** START MATERIAL PROVIDED **
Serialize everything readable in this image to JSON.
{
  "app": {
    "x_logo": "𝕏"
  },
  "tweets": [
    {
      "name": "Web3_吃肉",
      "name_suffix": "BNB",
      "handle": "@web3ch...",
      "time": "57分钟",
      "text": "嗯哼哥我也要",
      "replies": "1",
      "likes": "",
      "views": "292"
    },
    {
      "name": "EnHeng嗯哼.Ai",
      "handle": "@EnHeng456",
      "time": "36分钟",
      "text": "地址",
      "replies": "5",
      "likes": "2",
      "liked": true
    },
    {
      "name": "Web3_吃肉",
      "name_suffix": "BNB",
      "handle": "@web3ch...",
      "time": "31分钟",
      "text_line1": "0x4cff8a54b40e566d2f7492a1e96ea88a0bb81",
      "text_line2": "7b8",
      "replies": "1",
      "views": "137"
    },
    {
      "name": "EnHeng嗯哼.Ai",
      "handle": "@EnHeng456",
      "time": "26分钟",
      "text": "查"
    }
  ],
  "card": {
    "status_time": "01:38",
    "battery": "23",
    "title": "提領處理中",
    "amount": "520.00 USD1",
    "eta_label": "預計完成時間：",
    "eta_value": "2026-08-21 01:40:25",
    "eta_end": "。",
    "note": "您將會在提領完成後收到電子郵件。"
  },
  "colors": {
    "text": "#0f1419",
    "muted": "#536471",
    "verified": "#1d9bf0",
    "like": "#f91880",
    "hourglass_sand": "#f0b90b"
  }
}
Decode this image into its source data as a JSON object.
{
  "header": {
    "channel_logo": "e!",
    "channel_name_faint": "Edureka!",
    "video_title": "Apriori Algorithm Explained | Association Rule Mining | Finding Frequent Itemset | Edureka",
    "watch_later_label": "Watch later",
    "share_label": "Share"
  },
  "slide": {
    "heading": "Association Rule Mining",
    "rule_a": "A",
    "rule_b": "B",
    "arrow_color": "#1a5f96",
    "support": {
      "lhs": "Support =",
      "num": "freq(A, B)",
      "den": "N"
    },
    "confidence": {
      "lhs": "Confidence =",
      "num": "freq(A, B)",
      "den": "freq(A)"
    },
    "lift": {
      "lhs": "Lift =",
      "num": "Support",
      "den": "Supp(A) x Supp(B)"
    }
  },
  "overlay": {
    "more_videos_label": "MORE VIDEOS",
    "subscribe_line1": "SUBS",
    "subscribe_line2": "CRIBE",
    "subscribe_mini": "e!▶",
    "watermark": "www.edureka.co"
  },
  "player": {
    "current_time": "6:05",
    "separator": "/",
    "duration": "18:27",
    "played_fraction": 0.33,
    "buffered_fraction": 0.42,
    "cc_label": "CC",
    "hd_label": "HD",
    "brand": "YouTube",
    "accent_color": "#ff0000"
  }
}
** END MATERIAL PROVIDED **
• **WHAT YOU HAVE TO DO**: Write out the data again, exactly and in full.

• **ANSWER FOR THIS EXERCISE**:
Serialize everything readable in this image to JSON.
{
  "app": {
    "x_logo": "𝕏"
  },
  "tweets": [
    {
      "name": "Web3_吃肉",
      "name_suffix": "BNB",
      "handle": "@web3ch...",
      "time": "57分钟",
      "text": "嗯哼哥我也要",
      "replies": "1",
      "likes": "",
      "views": "292"
    },
    {
      "name": "EnHeng嗯哼.Ai",
      "handle": "@EnHeng456",
      "time": "36分钟",
      "text": "地址",
      "replies": "5",
      "likes": "2",
      "liked": true
    },
    {
      "name": "Web3_吃肉",
      "name_suffix": "BNB",
      "handle": "@web3ch...",
      "time": "31分钟",
      "text_line1": "0x4cff8a54b40e566d2f7492a1e96ea88a0bb81",
      "text_line2": "7b8",
      "replies": "1",
      "views": "137"
    },
    {
      "name": "EnHeng嗯哼.Ai",
      "handle": "@EnHeng456",
      "time": "26分钟",
      "text": "查"
    }
  ],
  "card": {
    "status_time": "01:38",
    "battery": "23",
    "title": "提領處理中",
    "amount": "520.00 USD1",
    "eta_label": "預計完成時間：",
    "eta_value": "2026-08-21 01:40:25",
    "eta_end": "。",
    "note": "您將會在提領完成後收到電子郵件。"
  },
  "colors": {
    "text": "#0f1419",
    "muted": "#536471",
    "verified": "#1d9bf0",
    "like": "#f91880",
    "hourglass_sand": "#f0b90b"
  }
}
Decode this image into its source data as a JSON object.
{
  "header": {
    "channel_logo": "e!",
    "channel_name_faint": "Edureka!",
    "video_title": "Apriori Algorithm Explained | Association Rule Mining | Finding Frequent Itemset | Edureka",
    "watch_later_label": "Watch later",
    "share_label": "Share"
  },
  "slide": {
    "heading": "Association Rule Mining",
    "rule_a": "A",
    "rule_b": "B",
    "arrow_color": "#1a5f96",
    "support": {
      "lhs": "Support =",
      "num": "freq(A, B)",
      "den": "N"
    },
    "confidence": {
      "lhs": "Confidence =",
      "num": "freq(A, B)",
      "den": "freq(A)"
    },
    "lift": {
      "lhs": "Lift =",
      "num": "Support",
      "den": "Supp(A) x Supp(B)"
    }
  },
  "overlay": {
    "more_videos_label": "MORE VIDEOS",
    "subscribe_line1": "SUBS",
    "subscribe_line2": "CRIBE",
    "subscribe_mini": "e!▶",
    "watermark": "www.edureka.co"
  },
  "player": {
    "current_time": "6:05",
    "separator": "/",
    "duration": "18:27",
    "played_fraction": 0.33,
    "buffered_fraction": 0.42,
    "cc_label": "CC",
    "hd_label": "HD",
    "brand": "YouTube",
    "accent_color": "#ff0000"
  }
}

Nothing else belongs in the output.